* start Provided entries *

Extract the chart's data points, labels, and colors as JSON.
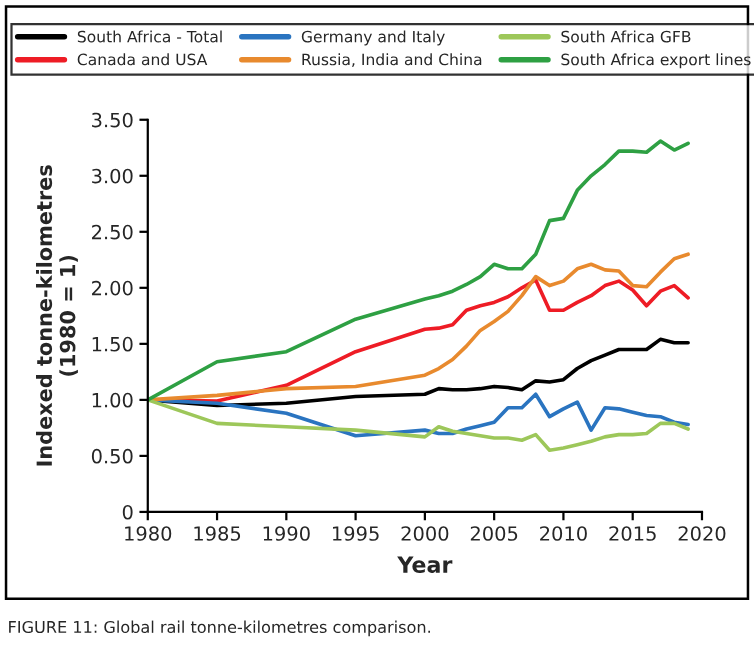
{
  "chart_data": {
    "type": "line",
    "xlabel": "Year",
    "ylabel": "Indexed tonne-kilometres\n(1980 = 1)",
    "annotations": [
      "FIGURE 11: Global rail tonne-kilometres comparison."
    ],
    "x": [
      1980,
      1985,
      1990,
      1995,
      2000,
      2001,
      2002,
      2003,
      2004,
      2005,
      2006,
      2007,
      2008,
      2009,
      2010,
      2011,
      2012,
      2013,
      2014,
      2015,
      2016,
      2017,
      2018,
      2019
    ],
    "series": [
      {
        "name": "South Africa - Total",
        "color": "#000000",
        "values": [
          1.0,
          0.95,
          0.97,
          1.03,
          1.05,
          1.1,
          1.09,
          1.09,
          1.1,
          1.12,
          1.11,
          1.09,
          1.17,
          1.16,
          1.18,
          1.28,
          1.35,
          1.4,
          1.45,
          1.45,
          1.45,
          1.54,
          1.51,
          1.51
        ]
      },
      {
        "name": "Canada and USA",
        "color": "#ee1c25",
        "values": [
          1.0,
          0.99,
          1.13,
          1.43,
          1.63,
          1.64,
          1.67,
          1.8,
          1.84,
          1.87,
          1.92,
          2.0,
          2.07,
          1.8,
          1.8,
          1.87,
          1.93,
          2.02,
          2.06,
          1.98,
          1.84,
          1.97,
          2.02,
          1.91
        ]
      },
      {
        "name": "Germany and Italy",
        "color": "#2a74c0",
        "values": [
          1.0,
          0.97,
          0.88,
          0.68,
          0.73,
          0.7,
          0.7,
          0.74,
          0.77,
          0.8,
          0.93,
          0.93,
          1.05,
          0.85,
          0.92,
          0.98,
          0.73,
          0.93,
          0.92,
          0.89,
          0.86,
          0.85,
          0.8,
          0.78
        ]
      },
      {
        "name": "Russia, India and China",
        "color": "#e88a2e",
        "values": [
          1.0,
          1.04,
          1.1,
          1.12,
          1.22,
          1.28,
          1.36,
          1.48,
          1.62,
          1.7,
          1.79,
          1.93,
          2.1,
          2.02,
          2.06,
          2.17,
          2.21,
          2.16,
          2.15,
          2.02,
          2.01,
          2.14,
          2.26,
          2.3
        ]
      },
      {
        "name": "South Africa GFB",
        "color": "#9dc75a",
        "values": [
          1.0,
          0.79,
          0.76,
          0.73,
          0.67,
          0.76,
          0.72,
          0.7,
          0.68,
          0.66,
          0.66,
          0.64,
          0.69,
          0.55,
          0.57,
          0.6,
          0.63,
          0.67,
          0.69,
          0.69,
          0.7,
          0.79,
          0.79,
          0.74
        ]
      },
      {
        "name": "South Africa export lines",
        "color": "#2ea043",
        "values": [
          1.0,
          1.34,
          1.43,
          1.72,
          1.9,
          1.93,
          1.97,
          2.03,
          2.1,
          2.21,
          2.17,
          2.17,
          2.3,
          2.6,
          2.62,
          2.87,
          3.0,
          3.1,
          3.22,
          3.22,
          3.21,
          3.31,
          3.23,
          3.29
        ]
      }
    ],
    "xlim": [
      1980,
      2020
    ],
    "xticks": [
      1980,
      1985,
      1990,
      1995,
      2000,
      2005,
      2010,
      2015,
      2020
    ],
    "ylim": [
      0,
      3.5
    ],
    "yticks": [
      0,
      {
        "value": 0.5,
        "label": "0.50"
      },
      {
        "value": 1,
        "label": "1.00"
      },
      {
        "value": 1.5,
        "label": "1.50"
      },
      {
        "value": 2,
        "label": "2.00"
      },
      {
        "value": 2.5,
        "label": "2.50"
      },
      {
        "value": 3,
        "label": "3.00"
      },
      {
        "value": 3.5,
        "label": "3.50"
      }
    ],
    "legend": "top",
    "marker": "none",
    "line_style": "solid"
  }
}
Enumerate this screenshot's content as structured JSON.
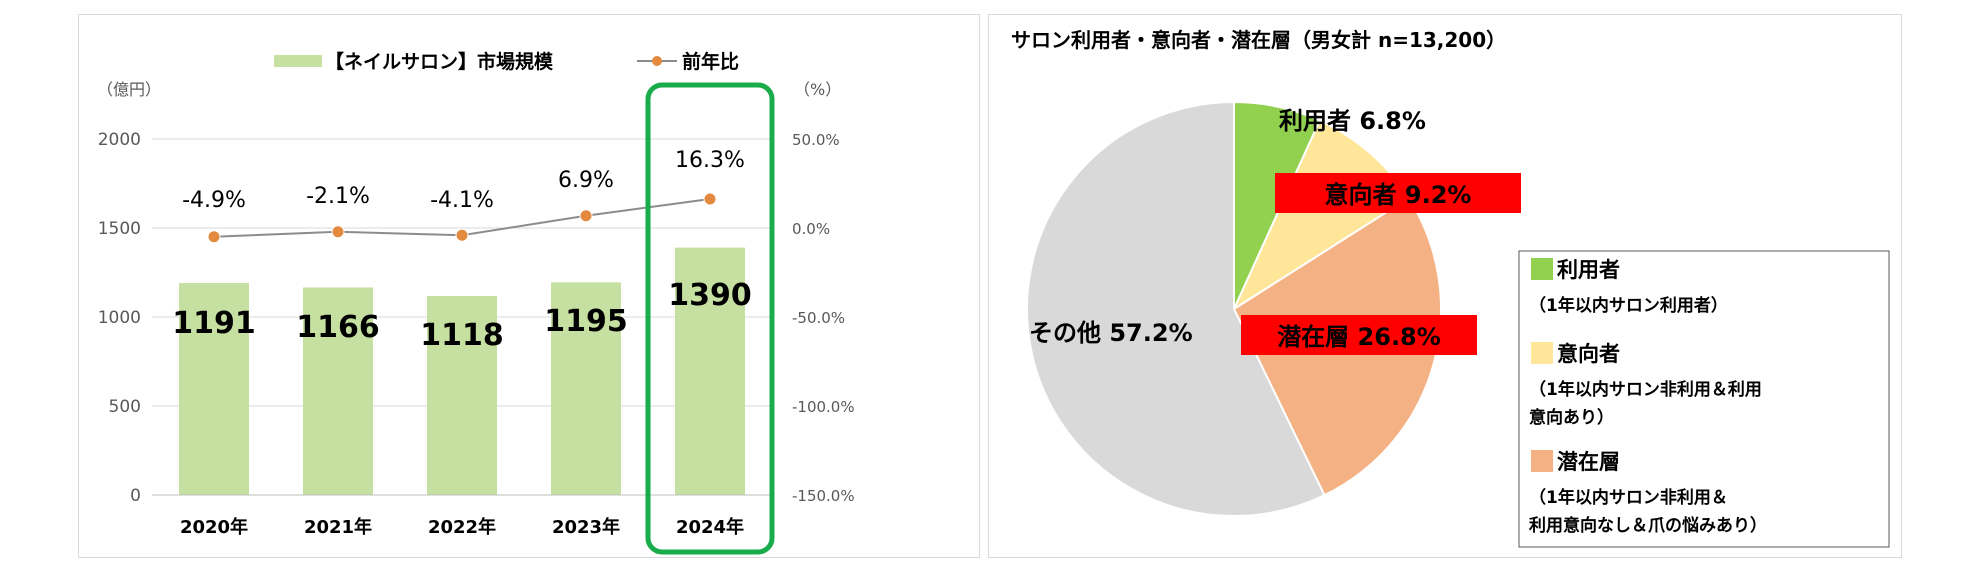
{
  "colors": {
    "bar": "#c5e0a0",
    "line": "#8c8c8c",
    "marker": "#e48a3e",
    "highlight": "#1aab4a",
    "grid": "#d9d9d9",
    "slice_user": "#92d050",
    "slice_intent": "#ffe699",
    "slice_latent": "#f4b183",
    "slice_other": "#d9d9d9",
    "label_red": "#ff0000"
  },
  "chart_data": [
    {
      "type": "bar",
      "legend": {
        "bar_label": "【ネイルサロン】市場規模",
        "line_label": "前年比"
      },
      "y_left_unit": "（億円）",
      "y_right_unit": "（%）",
      "categories": [
        "2020年",
        "2021年",
        "2022年",
        "2023年",
        "2024年"
      ],
      "series": [
        {
          "name": "【ネイルサロン】市場規模",
          "values": [
            1191,
            1166,
            1118,
            1195,
            1390
          ],
          "axis": "left"
        },
        {
          "name": "前年比",
          "values": [
            -4.9,
            -2.1,
            -4.1,
            6.9,
            16.3
          ],
          "axis": "right",
          "type": "line"
        }
      ],
      "bar_labels": [
        "1191",
        "1166",
        "1118",
        "1195",
        "1390"
      ],
      "line_labels": [
        "-4.9%",
        "-2.1%",
        "-4.1%",
        "6.9%",
        "16.3%"
      ],
      "y_left": {
        "min": 0,
        "max": 2000,
        "ticks": [
          0,
          500,
          1000,
          1500,
          2000
        ],
        "tick_labels": [
          "0",
          "500",
          "1000",
          "1500",
          "2000"
        ]
      },
      "y_right": {
        "min": -150,
        "max": 50,
        "ticks": [
          -150,
          -100,
          -50,
          0,
          50
        ],
        "tick_labels": [
          "-150.0%",
          "-100.0%",
          "-50.0%",
          "0.0%",
          "50.0%"
        ]
      },
      "highlight_category": "2024年",
      "grid": true
    },
    {
      "type": "pie",
      "title": "サロン利用者・意向者・潜在層（男女計 n=13,200）",
      "slices": [
        {
          "name": "利用者",
          "value": 6.8,
          "label": "利用者 6.8%"
        },
        {
          "name": "意向者",
          "value": 9.2,
          "label": "意向者 9.2%"
        },
        {
          "name": "潜在層",
          "value": 26.8,
          "label": "潜在層 26.8%"
        },
        {
          "name": "その他",
          "value": 57.2,
          "label": "その他 57.2%"
        }
      ],
      "legend": [
        {
          "name": "利用者",
          "desc": [
            "（1年以内サロン利用者）"
          ]
        },
        {
          "name": "意向者",
          "desc": [
            "（1年以内サロン非利用＆利用",
            "意向あり）"
          ]
        },
        {
          "name": "潜在層",
          "desc": [
            "（1年以内サロン非利用＆",
            "利用意向なし＆爪の悩みあり）"
          ]
        }
      ]
    }
  ]
}
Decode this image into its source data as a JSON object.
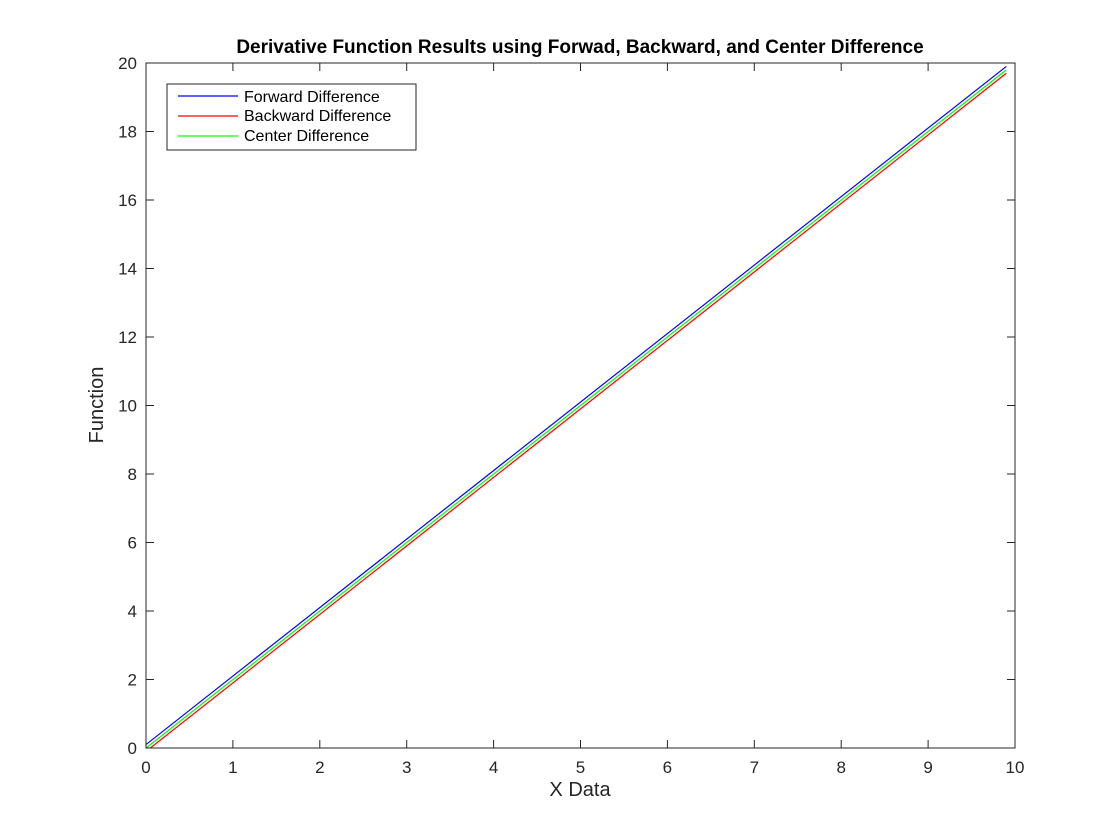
{
  "chart_data": {
    "type": "line",
    "title": "Derivative Function Results using Forwad, Backward, and Center Difference",
    "xlabel": "X Data",
    "ylabel": "Function",
    "xlim": [
      0,
      10
    ],
    "ylim": [
      0,
      20
    ],
    "xticks": [
      "0",
      "1",
      "2",
      "3",
      "4",
      "5",
      "6",
      "7",
      "8",
      "9",
      "10"
    ],
    "yticks": [
      "0",
      "2",
      "4",
      "6",
      "8",
      "10",
      "12",
      "14",
      "16",
      "18",
      "20"
    ],
    "grid": false,
    "legend_position": "top-left",
    "series": [
      {
        "name": "Forward Difference",
        "color": "#0000ff",
        "x": [
          0,
          9.9
        ],
        "y": [
          0.1,
          19.9
        ]
      },
      {
        "name": "Backward Difference",
        "color": "#ff0000",
        "x": [
          0,
          9.9
        ],
        "y": [
          -0.1,
          19.7
        ]
      },
      {
        "name": "Center Difference",
        "color": "#00ff00",
        "x": [
          0,
          9.9
        ],
        "y": [
          0,
          19.8
        ]
      }
    ]
  }
}
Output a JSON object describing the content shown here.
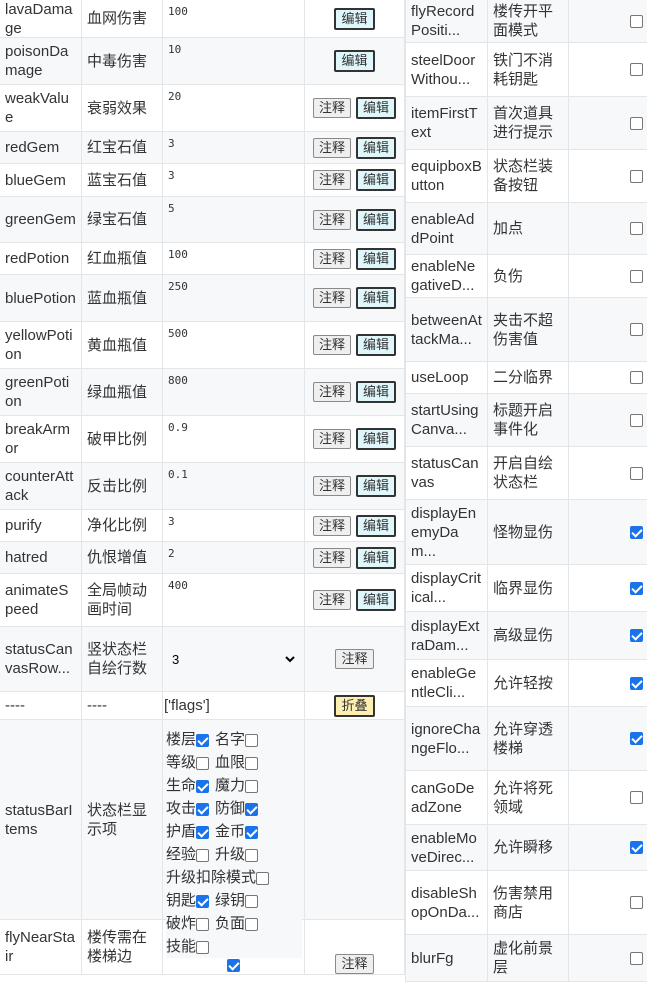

* end Provided entries *

Without the pictures, write out the whole listing above exactly as it appears.

Extract the chart's data points, labels, and colors as JSON.
{
  "chart_data": {
    "type": "line",
    "xlabel": "Year",
    "ylabel": "Indexed tonne-kilometres\n(1980 = 1)",
    "annotations": [
      "FIGURE 11: Global rail tonne-kilometres comparison."
    ],
    "x": [
      1980,
      1985,
      1990,
      1995,
      2000,
      2001,
      2002,
      2003,
      2004,
      2005,
      2006,
      2007,
      2008,
      2009,
      2010,
      2011,
      2012,
      2013,
      2014,
      2015,
      2016,
      2017,
      2018,
      2019
    ],
    "series": [
      {
        "name": "South Africa - Total",
        "color": "#000000",
        "values": [
          1.0,
          0.95,
          0.97,
          1.03,
          1.05,
          1.1,
          1.09,
          1.09,
          1.1,
          1.12,
          1.11,
          1.09,
          1.17,
          1.16,
          1.18,
          1.28,
          1.35,
          1.4,
          1.45,
          1.45,
          1.45,
          1.54,
          1.51,
          1.51
        ]
      },
      {
        "name": "Canada and USA",
        "color": "#ee1c25",
        "values": [
          1.0,
          0.99,
          1.13,
          1.43,
          1.63,
          1.64,
          1.67,
          1.8,
          1.84,
          1.87,
          1.92,
          2.0,
          2.07,
          1.8,
          1.8,
          1.87,
          1.93,
          2.02,
          2.06,
          1.98,
          1.84,
          1.97,
          2.02,
          1.91
        ]
      },
      {
        "name": "Germany and Italy",
        "color": "#2a74c0",
        "values": [
          1.0,
          0.97,
          0.88,
          0.68,
          0.73,
          0.7,
          0.7,
          0.74,
          0.77,
          0.8,
          0.93,
          0.93,
          1.05,
          0.85,
          0.92,
          0.98,
          0.73,
          0.93,
          0.92,
          0.89,
          0.86,
          0.85,
          0.8,
          0.78
        ]
      },
      {
        "name": "Russia, India and China",
        "color": "#e88a2e",
        "values": [
          1.0,
          1.04,
          1.1,
          1.12,
          1.22,
          1.28,
          1.36,
          1.48,
          1.62,
          1.7,
          1.79,
          1.93,
          2.1,
          2.02,
          2.06,
          2.17,
          2.21,
          2.16,
          2.15,
          2.02,
          2.01,
          2.14,
          2.26,
          2.3
        ]
      },
      {
        "name": "South Africa GFB",
        "color": "#9dc75a",
        "values": [
          1.0,
          0.79,
          0.76,
          0.73,
          0.67,
          0.76,
          0.72,
          0.7,
          0.68,
          0.66,
          0.66,
          0.64,
          0.69,
          0.55,
          0.57,
          0.6,
          0.63,
          0.67,
          0.69,
          0.69,
          0.7,
          0.79,
          0.79,
          0.74
        ]
      },
      {
        "name": "South Africa export lines",
        "color": "#2ea043",
        "values": [
          1.0,
          1.34,
          1.43,
          1.72,
          1.9,
          1.93,
          1.97,
          2.03,
          2.1,
          2.21,
          2.17,
          2.17,
          2.3,
          2.6,
          2.62,
          2.87,
          3.0,
          3.1,
          3.22,
          3.22,
          3.21,
          3.31,
          3.23,
          3.29
        ]
      }
    ],
    "xlim": [
      1980,
      2020
    ],
    "xticks": [
      1980,
      1985,
      1990,
      1995,
      2000,
      2005,
      2010,
      2015,
      2020
    ],
    "ylim": [
      0,
      3.5
    ],
    "yticks": [
      0,
      {
        "value": 0.5,
        "label": "0.50"
      },
      {
        "value": 1,
        "label": "1.00"
      },
      {
        "value": 1.5,
        "label": "1.50"
      },
      {
        "value": 2,
        "label": "2.00"
      },
      {
        "value": 2.5,
        "label": "2.50"
      },
      {
        "value": 3,
        "label": "3.00"
      },
      {
        "value": 3.5,
        "label": "3.50"
      }
    ],
    "legend": "top",
    "marker": "none",
    "line_style": "solid"
  }
}
Enumerate this screenshot's content as structured JSON.
{
  "colors": {
    "bar": "#c5e0a0",
    "line": "#8c8c8c",
    "marker": "#e48a3e",
    "highlight": "#1aab4a",
    "grid": "#d9d9d9",
    "slice_user": "#92d050",
    "slice_intent": "#ffe699",
    "slice_latent": "#f4b183",
    "slice_other": "#d9d9d9",
    "label_red": "#ff0000"
  },
  "chart_data": [
    {
      "type": "bar",
      "legend": {
        "bar_label": "【ネイルサロン】市場規模",
        "line_label": "前年比"
      },
      "y_left_unit": "（億円）",
      "y_right_unit": "（%）",
      "categories": [
        "2020年",
        "2021年",
        "2022年",
        "2023年",
        "2024年"
      ],
      "series": [
        {
          "name": "【ネイルサロン】市場規模",
          "values": [
            1191,
            1166,
            1118,
            1195,
            1390
          ],
          "axis": "left"
        },
        {
          "name": "前年比",
          "values": [
            -4.9,
            -2.1,
            -4.1,
            6.9,
            16.3
          ],
          "axis": "right",
          "type": "line"
        }
      ],
      "bar_labels": [
        "1191",
        "1166",
        "1118",
        "1195",
        "1390"
      ],
      "line_labels": [
        "-4.9%",
        "-2.1%",
        "-4.1%",
        "6.9%",
        "16.3%"
      ],
      "y_left": {
        "min": 0,
        "max": 2000,
        "ticks": [
          0,
          500,
          1000,
          1500,
          2000
        ],
        "tick_labels": [
          "0",
          "500",
          "1000",
          "1500",
          "2000"
        ]
      },
      "y_right": {
        "min": -150,
        "max": 50,
        "ticks": [
          -150,
          -100,
          -50,
          0,
          50
        ],
        "tick_labels": [
          "-150.0%",
          "-100.0%",
          "-50.0%",
          "0.0%",
          "50.0%"
        ]
      },
      "highlight_category": "2024年",
      "grid": true
    },
    {
      "type": "pie",
      "title": "サロン利用者・意向者・潜在層（男女計 n=13,200）",
      "slices": [
        {
          "name": "利用者",
          "value": 6.8,
          "label": "利用者 6.8%"
        },
        {
          "name": "意向者",
          "value": 9.2,
          "label": "意向者 9.2%"
        },
        {
          "name": "潜在層",
          "value": 26.8,
          "label": "潜在層 26.8%"
        },
        {
          "name": "その他",
          "value": 57.2,
          "label": "その他 57.2%"
        }
      ],
      "legend": [
        {
          "name": "利用者",
          "desc": [
            "（1年以内サロン利用者）"
          ]
        },
        {
          "name": "意向者",
          "desc": [
            "（1年以内サロン非利用＆利用",
            "意向あり）"
          ]
        },
        {
          "name": "潜在層",
          "desc": [
            "（1年以内サロン非利用＆",
            "利用意向なし＆爪の悩みあり）"
          ]
        }
      ]
    }
  ]
}
Decode this image into its source data as a JSON object.
{
  "chart_data": {
    "type": "line",
    "title": "Derivative Function Results using Forwad, Backward, and Center Difference",
    "xlabel": "X Data",
    "ylabel": "Function",
    "xlim": [
      0,
      10
    ],
    "ylim": [
      0,
      20
    ],
    "xticks": [
      "0",
      "1",
      "2",
      "3",
      "4",
      "5",
      "6",
      "7",
      "8",
      "9",
      "10"
    ],
    "yticks": [
      "0",
      "2",
      "4",
      "6",
      "8",
      "10",
      "12",
      "14",
      "16",
      "18",
      "20"
    ],
    "grid": false,
    "legend_position": "top-left",
    "series": [
      {
        "name": "Forward Difference",
        "color": "#0000ff",
        "x": [
          0,
          9.9
        ],
        "y": [
          0.1,
          19.9
        ]
      },
      {
        "name": "Backward Difference",
        "color": "#ff0000",
        "x": [
          0,
          9.9
        ],
        "y": [
          -0.1,
          19.7
        ]
      },
      {
        "name": "Center Difference",
        "color": "#00ff00",
        "x": [
          0,
          9.9
        ],
        "y": [
          0,
          19.8
        ]
      }
    ]
  }
}
Output a JSON object describing the content shown here.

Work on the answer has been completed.